• _Exercise brief_
Pull out each line of the material below that has the word "contain" in it, and copy those lines.
----
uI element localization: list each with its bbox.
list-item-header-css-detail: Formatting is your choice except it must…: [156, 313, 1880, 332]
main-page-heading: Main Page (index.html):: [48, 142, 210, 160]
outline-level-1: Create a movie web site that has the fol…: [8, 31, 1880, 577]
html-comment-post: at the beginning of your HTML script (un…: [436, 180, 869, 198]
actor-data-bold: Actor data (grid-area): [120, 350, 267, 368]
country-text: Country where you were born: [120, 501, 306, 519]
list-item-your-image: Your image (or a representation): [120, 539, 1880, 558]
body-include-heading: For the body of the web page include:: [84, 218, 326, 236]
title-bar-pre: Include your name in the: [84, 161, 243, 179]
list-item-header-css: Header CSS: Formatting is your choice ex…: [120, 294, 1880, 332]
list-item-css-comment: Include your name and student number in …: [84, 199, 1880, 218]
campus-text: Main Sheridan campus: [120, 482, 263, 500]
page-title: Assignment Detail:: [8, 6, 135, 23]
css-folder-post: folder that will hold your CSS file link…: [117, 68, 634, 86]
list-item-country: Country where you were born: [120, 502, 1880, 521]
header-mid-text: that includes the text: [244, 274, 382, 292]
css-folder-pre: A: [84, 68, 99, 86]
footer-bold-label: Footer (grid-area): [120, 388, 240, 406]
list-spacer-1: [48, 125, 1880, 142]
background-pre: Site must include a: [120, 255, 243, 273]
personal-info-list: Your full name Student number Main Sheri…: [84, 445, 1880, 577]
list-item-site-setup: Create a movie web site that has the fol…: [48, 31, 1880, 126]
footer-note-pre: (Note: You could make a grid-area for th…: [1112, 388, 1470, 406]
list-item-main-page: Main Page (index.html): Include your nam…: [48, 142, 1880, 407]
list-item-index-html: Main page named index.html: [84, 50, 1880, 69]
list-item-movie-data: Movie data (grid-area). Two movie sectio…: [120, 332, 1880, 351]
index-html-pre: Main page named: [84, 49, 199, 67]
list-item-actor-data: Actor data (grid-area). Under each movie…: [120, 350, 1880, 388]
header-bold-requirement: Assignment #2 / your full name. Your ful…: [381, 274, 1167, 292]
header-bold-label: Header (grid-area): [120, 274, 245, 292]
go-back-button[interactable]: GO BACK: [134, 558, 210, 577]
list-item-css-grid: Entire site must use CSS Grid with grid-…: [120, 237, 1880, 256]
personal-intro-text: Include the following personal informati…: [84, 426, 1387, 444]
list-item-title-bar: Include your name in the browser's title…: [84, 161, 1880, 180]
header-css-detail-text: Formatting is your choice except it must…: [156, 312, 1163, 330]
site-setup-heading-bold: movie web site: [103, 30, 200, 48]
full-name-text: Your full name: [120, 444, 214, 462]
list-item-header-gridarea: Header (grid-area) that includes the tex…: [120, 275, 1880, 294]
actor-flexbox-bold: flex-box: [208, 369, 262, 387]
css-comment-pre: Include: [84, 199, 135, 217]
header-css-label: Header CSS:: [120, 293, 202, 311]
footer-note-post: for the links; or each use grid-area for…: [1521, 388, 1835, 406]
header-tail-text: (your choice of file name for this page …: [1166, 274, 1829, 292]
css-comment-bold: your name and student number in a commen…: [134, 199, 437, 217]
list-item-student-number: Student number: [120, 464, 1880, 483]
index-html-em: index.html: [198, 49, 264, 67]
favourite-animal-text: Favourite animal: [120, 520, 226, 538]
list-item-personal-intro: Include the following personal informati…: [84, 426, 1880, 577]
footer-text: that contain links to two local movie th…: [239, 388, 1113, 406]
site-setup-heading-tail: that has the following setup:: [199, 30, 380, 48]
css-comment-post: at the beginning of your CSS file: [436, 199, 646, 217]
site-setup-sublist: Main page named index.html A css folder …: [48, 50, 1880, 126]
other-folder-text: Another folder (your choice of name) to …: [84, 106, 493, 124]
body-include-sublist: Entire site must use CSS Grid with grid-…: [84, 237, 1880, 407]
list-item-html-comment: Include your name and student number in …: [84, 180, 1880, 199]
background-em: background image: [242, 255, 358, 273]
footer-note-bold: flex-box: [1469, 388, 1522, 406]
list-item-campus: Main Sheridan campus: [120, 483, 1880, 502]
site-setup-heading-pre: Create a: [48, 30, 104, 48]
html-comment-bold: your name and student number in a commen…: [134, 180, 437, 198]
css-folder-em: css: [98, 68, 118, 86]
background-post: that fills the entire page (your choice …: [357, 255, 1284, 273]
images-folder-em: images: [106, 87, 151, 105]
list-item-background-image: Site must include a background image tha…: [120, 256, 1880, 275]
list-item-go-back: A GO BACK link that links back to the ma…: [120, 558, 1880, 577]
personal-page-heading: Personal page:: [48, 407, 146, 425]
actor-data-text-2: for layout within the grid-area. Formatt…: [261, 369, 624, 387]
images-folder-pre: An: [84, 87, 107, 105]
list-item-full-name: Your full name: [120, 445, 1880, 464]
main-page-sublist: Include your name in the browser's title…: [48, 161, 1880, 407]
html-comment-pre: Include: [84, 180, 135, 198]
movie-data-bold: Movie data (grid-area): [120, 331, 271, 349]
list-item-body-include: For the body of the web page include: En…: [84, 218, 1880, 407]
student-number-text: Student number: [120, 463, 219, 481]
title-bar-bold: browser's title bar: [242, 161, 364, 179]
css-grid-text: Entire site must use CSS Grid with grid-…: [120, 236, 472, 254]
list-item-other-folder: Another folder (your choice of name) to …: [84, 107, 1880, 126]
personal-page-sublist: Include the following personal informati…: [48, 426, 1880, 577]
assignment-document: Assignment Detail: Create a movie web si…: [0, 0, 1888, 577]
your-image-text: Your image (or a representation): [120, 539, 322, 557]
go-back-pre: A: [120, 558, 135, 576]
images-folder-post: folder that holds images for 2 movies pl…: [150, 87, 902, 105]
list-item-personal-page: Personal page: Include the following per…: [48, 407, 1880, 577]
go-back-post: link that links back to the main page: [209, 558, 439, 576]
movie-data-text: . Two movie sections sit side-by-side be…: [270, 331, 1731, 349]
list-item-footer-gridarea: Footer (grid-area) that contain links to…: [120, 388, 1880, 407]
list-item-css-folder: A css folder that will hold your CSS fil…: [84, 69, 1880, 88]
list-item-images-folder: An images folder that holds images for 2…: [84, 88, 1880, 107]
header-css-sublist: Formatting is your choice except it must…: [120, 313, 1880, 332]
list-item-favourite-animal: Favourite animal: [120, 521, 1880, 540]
----
• _Exercise answer_
footer-text: that contain links to two local movie th…: [239, 388, 1113, 406]
list-item-footer-gridarea: Footer (grid-area) that contain links to…: [120, 388, 1880, 407]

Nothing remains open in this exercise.